PROBLEM STATEMENT:
Copy out each line of the material below that holds the string "bist".
* START ENTRIES PROVIDED *
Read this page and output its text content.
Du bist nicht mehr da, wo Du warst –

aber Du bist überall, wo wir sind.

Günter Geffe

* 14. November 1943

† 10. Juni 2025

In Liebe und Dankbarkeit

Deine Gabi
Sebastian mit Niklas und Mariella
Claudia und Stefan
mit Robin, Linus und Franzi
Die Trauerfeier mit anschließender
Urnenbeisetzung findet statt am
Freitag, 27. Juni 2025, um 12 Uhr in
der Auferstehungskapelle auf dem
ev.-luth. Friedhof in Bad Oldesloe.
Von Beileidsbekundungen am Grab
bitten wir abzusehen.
* END ENTRIES PROVIDED *
WRITTEN REPLY:
Du bist nicht mehr da, wo Du warst –
aber Du bist überall, wo wir sind.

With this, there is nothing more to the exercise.